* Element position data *
>>>>

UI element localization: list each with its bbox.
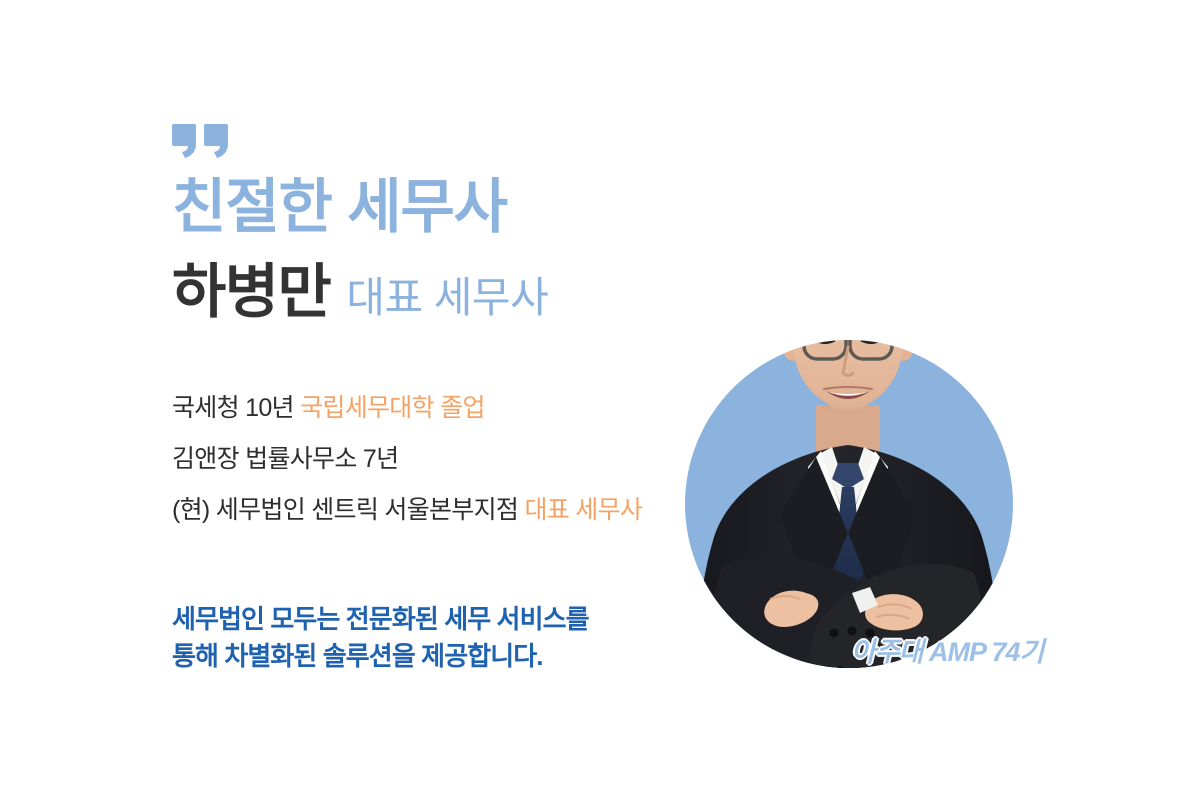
credential-text: 국세청 10년	[172, 394, 300, 422]
credential-text: (현) 세무법인 센트릭 서울본부지점	[172, 496, 524, 524]
credential-accent: 국립세무대학 졸업	[300, 394, 485, 422]
tagline: 세무법인 모두는 전문화된 세무 서비스를 통해 차별화된 솔루션을 제공합니다…	[172, 601, 692, 675]
headline: 친절한 세무사	[172, 178, 692, 237]
person-name: 하병만	[172, 259, 330, 325]
portrait-photo	[638, 195, 1058, 675]
name-line: 하병만대표 세무사	[172, 263, 692, 322]
tagline-line-1: 세무법인 모두는 전문화된 세무 서비스를	[172, 601, 692, 638]
credential-accent: 대표 세무사	[524, 496, 642, 524]
portrait-area: 아주대 AMP 74기	[685, 340, 1013, 668]
profile-banner: 친절한 세무사 하병만대표 세무사 국세청 10년 국립세무대학 졸업 김앤장 …	[0, 0, 1200, 804]
list-item: 국세청 10년 국립세무대학 졸업	[172, 396, 692, 421]
tagline-line-2: 통해 차별화된 솔루션을 제공합니다.	[172, 638, 692, 675]
credential-text: 김앤장 법률사무소 7년	[172, 445, 398, 473]
person-role: 대표 세무사	[346, 274, 548, 321]
text-column: 친절한 세무사 하병만대표 세무사 국세청 10년 국립세무대학 졸업 김앤장 …	[172, 118, 692, 675]
list-item: 김앤장 법률사무소 7년	[172, 447, 692, 472]
list-item: (현) 세무법인 센트릭 서울본부지점 대표 세무사	[172, 498, 692, 523]
opening-quotation-mark-icon	[172, 118, 230, 158]
credentials-list: 국세청 10년 국립세무대학 졸업 김앤장 법률사무소 7년 (현) 세무법인 …	[172, 396, 692, 523]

<<<<

* Aim *
Copy every row above word for word, leaving out the picture line.

* The result *
UI element localization: list each with its bbox.
credential-text: 국세청 10년	[172, 394, 300, 422]
credential-text: (현) 세무법인 센트릭 서울본부지점	[172, 496, 524, 524]
credential-accent: 국립세무대학 졸업	[300, 394, 485, 422]
tagline: 세무법인 모두는 전문화된 세무 서비스를 통해 차별화된 솔루션을 제공합니다…	[172, 601, 692, 675]
headline: 친절한 세무사	[172, 178, 692, 237]
person-name: 하병만	[172, 259, 330, 325]
portrait-photo	[638, 195, 1058, 675]
name-line: 하병만대표 세무사	[172, 263, 692, 322]
tagline-line-1: 세무법인 모두는 전문화된 세무 서비스를	[172, 601, 692, 638]
credential-accent: 대표 세무사	[524, 496, 642, 524]
portrait-area: 아주대 AMP 74기	[685, 340, 1013, 668]
profile-banner: 친절한 세무사 하병만대표 세무사 국세청 10년 국립세무대학 졸업 김앤장 …	[0, 0, 1200, 804]
list-item: 국세청 10년 국립세무대학 졸업	[172, 396, 692, 421]
tagline-line-2: 통해 차별화된 솔루션을 제공합니다.	[172, 638, 692, 675]
credential-text: 김앤장 법률사무소 7년	[172, 445, 398, 473]
person-role: 대표 세무사	[346, 274, 548, 321]
text-column: 친절한 세무사 하병만대표 세무사 국세청 10년 국립세무대학 졸업 김앤장 …	[172, 118, 692, 675]
list-item: 김앤장 법률사무소 7년	[172, 447, 692, 472]
list-item: (현) 세무법인 센트릭 서울본부지점 대표 세무사	[172, 498, 692, 523]
opening-quotation-mark-icon	[172, 118, 230, 158]
credentials-list: 국세청 10년 국립세무대학 졸업 김앤장 법률사무소 7년 (현) 세무법인 …	[172, 396, 692, 523]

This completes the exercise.